++++ Excerpt to read ++++

Google Testing New Data Protections with Privacy Sandbox

Google is advancing to the next stage of trials for its Privacy Sandbox — a  proposal centered on advertising relevance and measurement. The new Sandbox ad targeting tech stack is under consideration as a replacement for the tracking-based cookie approach that has been the norm in Chrome. Described as a revenue-friendly user privacy enhancement, the new stack is being discussed as potentially going into effect in the second half of 2023. Starting last week, developers could begin global testing of the Topics, FLEDGE, and Attribution Reporting APIs in the Canary version of Chrome.

Per a blog post by Chrome Privacy Sandbox product director Vinay Goel, Google will “progress to a limited number of Chrome Beta users as soon as possible. Once things are working smoothly in Beta, we’ll make API testing available in the stable version of Chrome to expand testing to more Chrome users.”

After the company verifies the APIs are working as designed, “we’ll make them broadly available in Chrome, allowing more developers to integrate, evaluate and provide feedback as we continue to optimize them for their use cases.”

The Sandbox proposal consists of multiple components, including Topics, Google’s concept for “interest-based ad targeting” which involves browser-based tracking of consumer online activity (replacing FLoCs, which TechCrunch describes as “the much criticized antecedent Google recently abandoned”) — and FLEDGE, Google’s approach to marketing to targeted audiences while getting around what might be described as “individual-level user tracking.”

“As well as being complex and acronym-ridden, Google’s Sandbox plan has attracted no shortage of controversy,” TechCrunch reports, noting that “antitrust regulators in Europe stepped in following complaints from publishers and advertisers who argue that Google’s plan to deprecate tracking cookies will simply entrench its market power.”

After obtaining commitments from Google as to how it will develop Sandbox (and gaining the company’s assent for the appointment of a monitoring trustee), the UK’s Competition and Markets Authority (CMA) “signed off on letting the project proceed last month — paving the way for continued development and another batch of Sandbox trials to go ahead” while EU regulators continue to scrutinize the plan.

VentureBeat reports that the Sandbox initiative “is advancing in tandem with the growth of the global data privacy software market, which researchers valued at $1.68 billion in 2021, and anticipate will reach $25.85 billion by 2029 as more organizations attempt to get to grips with international data protection laws.”

Alphabet’s Google isn’t the only company attempting to navigate the increasingly complex waters of international data protection regulation. Meta Platforms engineers recently shared some of techniques for minimalizing the consumer data it collects, including its Anonymous Credentials Service (ACS), “which enables the organization to authenticate users in a de-identified manner without processing any personally identifiable information,” VentureBeat writes, adding that last year “Apple released the App Tracking Transparency (ATT) framework as part of iOS 14, which forces Apple developers to ask users to opt-in to cross-app tracking.”

The Google Privacy Sandbox is credited with giving users greater transparency over the information collected along with the ability remove interest-based data at will.

++++ Extracted information ++++

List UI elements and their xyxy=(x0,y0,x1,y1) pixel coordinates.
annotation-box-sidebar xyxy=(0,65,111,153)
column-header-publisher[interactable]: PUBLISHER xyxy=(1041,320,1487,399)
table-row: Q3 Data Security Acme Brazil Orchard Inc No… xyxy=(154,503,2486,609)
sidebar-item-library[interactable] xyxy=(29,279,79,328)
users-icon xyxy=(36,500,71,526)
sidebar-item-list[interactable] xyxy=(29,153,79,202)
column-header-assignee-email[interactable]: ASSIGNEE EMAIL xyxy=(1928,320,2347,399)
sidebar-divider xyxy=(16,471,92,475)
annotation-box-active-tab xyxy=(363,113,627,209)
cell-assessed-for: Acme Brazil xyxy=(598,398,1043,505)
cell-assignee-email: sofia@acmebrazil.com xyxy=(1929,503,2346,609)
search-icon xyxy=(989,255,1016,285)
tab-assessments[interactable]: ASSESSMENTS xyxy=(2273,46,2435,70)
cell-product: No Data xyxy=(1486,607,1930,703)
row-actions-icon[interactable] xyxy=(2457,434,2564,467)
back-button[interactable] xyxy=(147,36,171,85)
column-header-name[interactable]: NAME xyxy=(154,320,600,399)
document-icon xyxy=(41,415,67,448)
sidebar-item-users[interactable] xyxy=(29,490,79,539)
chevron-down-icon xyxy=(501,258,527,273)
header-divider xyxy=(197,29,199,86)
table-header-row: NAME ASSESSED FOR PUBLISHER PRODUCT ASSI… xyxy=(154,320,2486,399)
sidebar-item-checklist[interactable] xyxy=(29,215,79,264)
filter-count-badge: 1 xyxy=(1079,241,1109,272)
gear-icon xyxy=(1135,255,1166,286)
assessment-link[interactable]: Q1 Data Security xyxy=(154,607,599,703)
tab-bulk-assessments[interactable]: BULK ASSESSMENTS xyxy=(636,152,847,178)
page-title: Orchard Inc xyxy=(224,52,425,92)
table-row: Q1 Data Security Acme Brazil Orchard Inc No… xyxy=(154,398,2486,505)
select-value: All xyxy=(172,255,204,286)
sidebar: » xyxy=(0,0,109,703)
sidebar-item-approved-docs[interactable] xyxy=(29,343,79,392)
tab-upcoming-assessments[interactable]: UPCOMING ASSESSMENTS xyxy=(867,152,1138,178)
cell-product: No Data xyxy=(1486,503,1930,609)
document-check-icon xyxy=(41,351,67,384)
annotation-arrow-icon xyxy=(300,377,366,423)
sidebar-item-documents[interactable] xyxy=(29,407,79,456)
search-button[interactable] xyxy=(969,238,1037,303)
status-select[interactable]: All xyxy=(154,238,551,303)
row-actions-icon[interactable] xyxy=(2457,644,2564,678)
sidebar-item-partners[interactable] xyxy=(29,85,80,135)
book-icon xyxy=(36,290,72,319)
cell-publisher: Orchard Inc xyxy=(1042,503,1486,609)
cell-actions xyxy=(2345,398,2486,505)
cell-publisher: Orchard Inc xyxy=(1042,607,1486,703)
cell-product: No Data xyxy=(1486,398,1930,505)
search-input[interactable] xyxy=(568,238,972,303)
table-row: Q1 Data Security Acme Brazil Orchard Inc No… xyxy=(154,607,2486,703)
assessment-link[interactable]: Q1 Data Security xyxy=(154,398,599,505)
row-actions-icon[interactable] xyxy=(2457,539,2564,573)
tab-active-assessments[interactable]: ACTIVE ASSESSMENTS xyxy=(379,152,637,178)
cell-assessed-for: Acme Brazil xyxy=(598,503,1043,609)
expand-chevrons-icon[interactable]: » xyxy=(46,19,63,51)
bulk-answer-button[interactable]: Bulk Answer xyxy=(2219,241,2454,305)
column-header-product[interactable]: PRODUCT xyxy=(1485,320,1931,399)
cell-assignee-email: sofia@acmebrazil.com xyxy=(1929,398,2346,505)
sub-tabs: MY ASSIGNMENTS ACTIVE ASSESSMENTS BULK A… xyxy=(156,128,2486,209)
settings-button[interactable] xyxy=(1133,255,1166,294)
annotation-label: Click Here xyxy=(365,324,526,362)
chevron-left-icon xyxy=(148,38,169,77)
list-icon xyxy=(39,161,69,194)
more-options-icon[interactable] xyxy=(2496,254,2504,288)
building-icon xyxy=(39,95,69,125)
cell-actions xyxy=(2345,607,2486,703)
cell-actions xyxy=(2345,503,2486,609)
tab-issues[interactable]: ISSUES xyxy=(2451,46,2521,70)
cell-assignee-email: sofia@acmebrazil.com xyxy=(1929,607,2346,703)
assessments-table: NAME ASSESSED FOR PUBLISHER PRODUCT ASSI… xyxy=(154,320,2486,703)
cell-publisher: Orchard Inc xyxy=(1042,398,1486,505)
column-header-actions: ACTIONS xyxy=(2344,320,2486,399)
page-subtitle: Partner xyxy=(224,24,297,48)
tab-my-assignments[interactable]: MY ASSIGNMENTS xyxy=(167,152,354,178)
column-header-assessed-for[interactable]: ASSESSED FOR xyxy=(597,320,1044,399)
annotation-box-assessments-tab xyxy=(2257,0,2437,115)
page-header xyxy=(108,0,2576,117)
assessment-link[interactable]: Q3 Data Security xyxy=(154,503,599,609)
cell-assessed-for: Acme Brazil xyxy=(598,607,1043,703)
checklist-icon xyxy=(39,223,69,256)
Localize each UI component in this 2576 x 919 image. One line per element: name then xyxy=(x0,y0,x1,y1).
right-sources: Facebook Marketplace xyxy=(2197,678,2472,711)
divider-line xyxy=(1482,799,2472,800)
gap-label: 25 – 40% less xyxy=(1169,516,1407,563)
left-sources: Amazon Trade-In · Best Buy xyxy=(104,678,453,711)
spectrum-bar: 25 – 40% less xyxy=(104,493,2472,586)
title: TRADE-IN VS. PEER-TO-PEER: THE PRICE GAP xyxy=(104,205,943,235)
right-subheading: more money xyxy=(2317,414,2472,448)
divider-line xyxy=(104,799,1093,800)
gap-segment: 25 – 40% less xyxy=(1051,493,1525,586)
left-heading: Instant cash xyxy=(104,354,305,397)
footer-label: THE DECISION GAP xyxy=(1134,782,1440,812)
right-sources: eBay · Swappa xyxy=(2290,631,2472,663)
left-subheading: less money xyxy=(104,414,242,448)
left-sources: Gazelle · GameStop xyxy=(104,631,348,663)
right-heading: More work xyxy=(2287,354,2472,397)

++++

Rewrite the part of the article on Google's Privacy Sandbox trials that begins at the words "Google Testing New" and stops after "version of Chrome.", swapping "Canary" for "Dev".

Google Testing New Data Protections with Privacy Sandbox

Google is advancing to the next stage of trials for its Privacy Sandbox — a  proposal centered on advertising relevance and measurement. The new Sandbox ad targeting tech stack is under consideration as a replacement for the tracking-based cookie approach that has been the norm in Chrome. Described as a revenue-friendly user privacy enhancement, the new stack is being discussed as potentially going into effect in the second half of 2023. Starting last week, developers could begin global testing of the Topics, FLEDGE, and Attribution Reporting APIs in the Dev version of Chrome.